■ Task brief:
Report how many lines in the records hold the string "lệnh"; give the number and nothing else.

■ Records to process:
▽
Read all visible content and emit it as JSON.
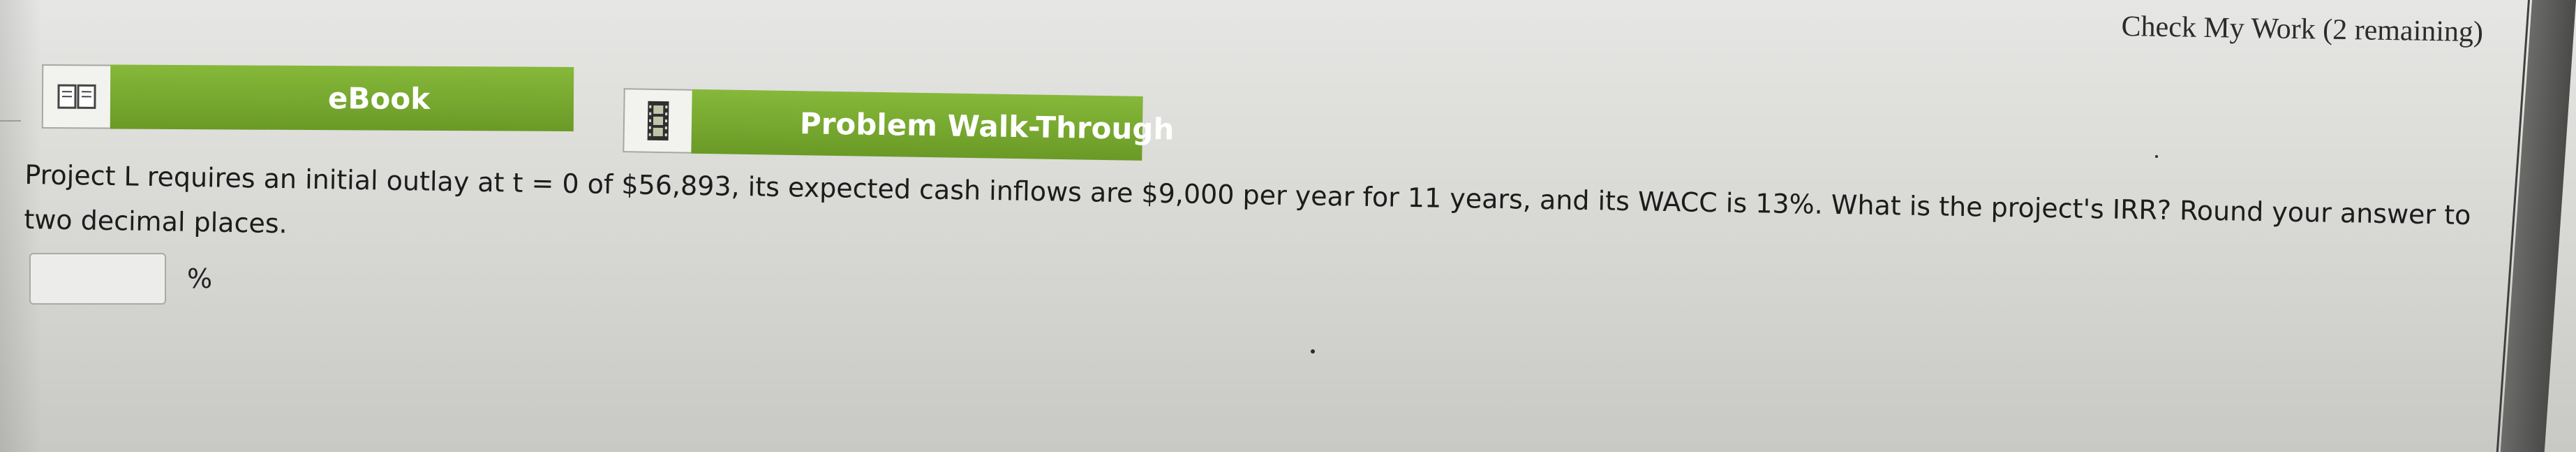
{
  "header": {
    "check_work_label": "Check My Work (2 remaining)"
  },
  "toolbar": {
    "ebook_label": "eBook",
    "ebook_icon": "book-icon",
    "walkthrough_label": "Problem Walk-Through",
    "walkthrough_icon": "film-strip-icon",
    "accent_color": "#78a82f"
  },
  "question": {
    "text": "Project L requires an initial outlay at t = 0 of $56,893, its expected cash inflows are $9,000 per year for 11 years, and its WACC is 13%. What is the project's IRR? Round your answer to two decimal places."
  },
  "answer": {
    "value": "",
    "unit": "%"
  }
}
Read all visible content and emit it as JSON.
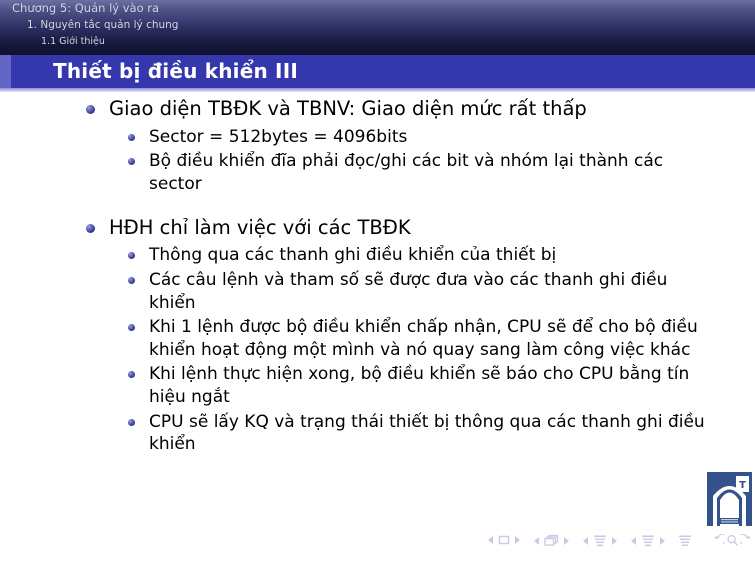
{
  "header": {
    "breadcrumb": {
      "chapter": "Chương 5: Quản lý vào ra",
      "section": "1. Nguyên tắc quản lý chung",
      "subsection": "1.1 Giới thiệu"
    },
    "colors": {
      "gradient_top": "#6b6fa0",
      "gradient_bottom": "#101030"
    }
  },
  "title_bar": {
    "title": "Thiết bị điều khiển III",
    "background": "#3538ad",
    "left_band": "#6366c4"
  },
  "content": {
    "bullets": [
      {
        "text": "Giao diện TBĐK và TBNV: Giao diện mức rất thấp",
        "sub": [
          "Sector = 512bytes = 4096bits",
          "Bộ điều khiển đĩa phải đọc/ghi các bit và nhóm lại thành các sector"
        ]
      },
      {
        "text": "HĐH chỉ làm việc với các TBĐK",
        "sub": [
          "Thông qua các thanh ghi điều khiển của thiết bị",
          "Các câu lệnh và tham số sẽ được đưa vào các thanh ghi điều khiển",
          "Khi 1 lệnh được bộ điều khiển chấp nhận, CPU sẽ để cho bộ điều khiển hoạt động một mình và nó quay sang làm công việc khác",
          "Khi lệnh thực hiện xong, bộ điều khiển sẽ báo cho CPU bằng tín hiệu ngắt",
          "CPU sẽ lấy KQ và trạng thái thiết bị thông qua các thanh ghi điều khiển"
        ]
      }
    ],
    "bullet_color": "#2e2f7e"
  },
  "logo": {
    "name": "institution-arch-logo",
    "color": "#34538c"
  },
  "navbar": {
    "color": "#c9cae4",
    "groups": [
      {
        "name": "slide-nav",
        "icon": "square-frame-icon"
      },
      {
        "name": "frame-nav",
        "icon": "stacked-frames-icon"
      },
      {
        "name": "subsection-nav",
        "icon": "lines-small-icon"
      },
      {
        "name": "section-nav",
        "icon": "lines-medium-icon"
      },
      {
        "name": "presentation-nav",
        "icon": "lines-large-icon"
      }
    ],
    "controls": [
      {
        "name": "back-button",
        "icon": "undo-arrow-icon"
      },
      {
        "name": "search-button",
        "icon": "magnifier-icon"
      },
      {
        "name": "forward-button",
        "icon": "redo-arrow-icon"
      }
    ]
  }
}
△
■ Response below:
3